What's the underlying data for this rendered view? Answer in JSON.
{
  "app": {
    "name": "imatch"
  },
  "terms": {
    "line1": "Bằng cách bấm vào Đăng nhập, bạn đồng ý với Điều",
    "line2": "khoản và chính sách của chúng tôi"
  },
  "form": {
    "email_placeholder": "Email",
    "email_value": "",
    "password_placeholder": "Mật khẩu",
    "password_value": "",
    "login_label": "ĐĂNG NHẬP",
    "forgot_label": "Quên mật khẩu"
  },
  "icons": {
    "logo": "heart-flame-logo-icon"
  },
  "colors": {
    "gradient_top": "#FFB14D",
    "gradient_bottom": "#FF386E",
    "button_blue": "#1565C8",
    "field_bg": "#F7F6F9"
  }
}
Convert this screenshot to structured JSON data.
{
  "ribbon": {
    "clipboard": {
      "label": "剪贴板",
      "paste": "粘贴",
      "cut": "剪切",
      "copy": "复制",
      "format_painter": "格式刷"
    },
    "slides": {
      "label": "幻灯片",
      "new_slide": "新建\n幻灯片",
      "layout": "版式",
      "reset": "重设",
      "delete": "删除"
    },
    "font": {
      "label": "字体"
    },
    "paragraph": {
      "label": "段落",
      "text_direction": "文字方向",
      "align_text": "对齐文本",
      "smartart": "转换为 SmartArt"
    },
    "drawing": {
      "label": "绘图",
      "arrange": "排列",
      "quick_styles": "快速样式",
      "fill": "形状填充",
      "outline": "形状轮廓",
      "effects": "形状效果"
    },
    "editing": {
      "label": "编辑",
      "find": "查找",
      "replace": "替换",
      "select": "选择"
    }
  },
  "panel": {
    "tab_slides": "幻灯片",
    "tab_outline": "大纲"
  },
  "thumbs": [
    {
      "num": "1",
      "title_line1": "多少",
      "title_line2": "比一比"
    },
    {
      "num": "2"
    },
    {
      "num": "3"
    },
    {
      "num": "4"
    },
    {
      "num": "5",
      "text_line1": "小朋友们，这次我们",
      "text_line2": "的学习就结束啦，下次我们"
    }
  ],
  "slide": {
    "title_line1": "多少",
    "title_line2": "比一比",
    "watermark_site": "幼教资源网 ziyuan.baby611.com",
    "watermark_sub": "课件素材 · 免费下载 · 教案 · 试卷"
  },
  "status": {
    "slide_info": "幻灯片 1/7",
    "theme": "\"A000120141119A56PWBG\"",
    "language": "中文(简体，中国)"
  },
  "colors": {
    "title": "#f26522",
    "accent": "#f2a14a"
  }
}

-----

EXERCISE AIM: Exactly reproduce every line found in the records.

COMPLETE RESPONSE:
What's the underlying data for this rendered view? Answer in JSON.
{
  "app": {
    "name": "imatch"
  },
  "terms": {
    "line1": "Bằng cách bấm vào Đăng nhập, bạn đồng ý với Điều",
    "line2": "khoản và chính sách của chúng tôi"
  },
  "form": {
    "email_placeholder": "Email",
    "email_value": "",
    "password_placeholder": "Mật khẩu",
    "password_value": "",
    "login_label": "ĐĂNG NHẬP",
    "forgot_label": "Quên mật khẩu"
  },
  "icons": {
    "logo": "heart-flame-logo-icon"
  },
  "colors": {
    "gradient_top": "#FFB14D",
    "gradient_bottom": "#FF386E",
    "button_blue": "#1565C8",
    "field_bg": "#F7F6F9"
  }
}
Convert this screenshot to structured JSON data.
{
  "ribbon": {
    "clipboard": {
      "label": "剪贴板",
      "paste": "粘贴",
      "cut": "剪切",
      "copy": "复制",
      "format_painter": "格式刷"
    },
    "slides": {
      "label": "幻灯片",
      "new_slide": "新建\n幻灯片",
      "layout": "版式",
      "reset": "重设",
      "delete": "删除"
    },
    "font": {
      "label": "字体"
    },
    "paragraph": {
      "label": "段落",
      "text_direction": "文字方向",
      "align_text": "对齐文本",
      "smartart": "转换为 SmartArt"
    },
    "drawing": {
      "label": "绘图",
      "arrange": "排列",
      "quick_styles": "快速样式",
      "fill": "形状填充",
      "outline": "形状轮廓",
      "effects": "形状效果"
    },
    "editing": {
      "label": "编辑",
      "find": "查找",
      "replace": "替换",
      "select": "选择"
    }
  },
  "panel": {
    "tab_slides": "幻灯片",
    "tab_outline": "大纲"
  },
  "thumbs": [
    {
      "num": "1",
      "title_line1": "多少",
      "title_line2": "比一比"
    },
    {
      "num": "2"
    },
    {
      "num": "3"
    },
    {
      "num": "4"
    },
    {
      "num": "5",
      "text_line1": "小朋友们，这次我们",
      "text_line2": "的学习就结束啦，下次我们"
    }
  ],
  "slide": {
    "title_line1": "多少",
    "title_line2": "比一比",
    "watermark_site": "幼教资源网 ziyuan.baby611.com",
    "watermark_sub": "课件素材 · 免费下载 · 教案 · 试卷"
  },
  "status": {
    "slide_info": "幻灯片 1/7",
    "theme": "\"A000120141119A56PWBG\"",
    "language": "中文(简体，中国)"
  },
  "colors": {
    "title": "#f26522",
    "accent": "#f2a14a"
  }
}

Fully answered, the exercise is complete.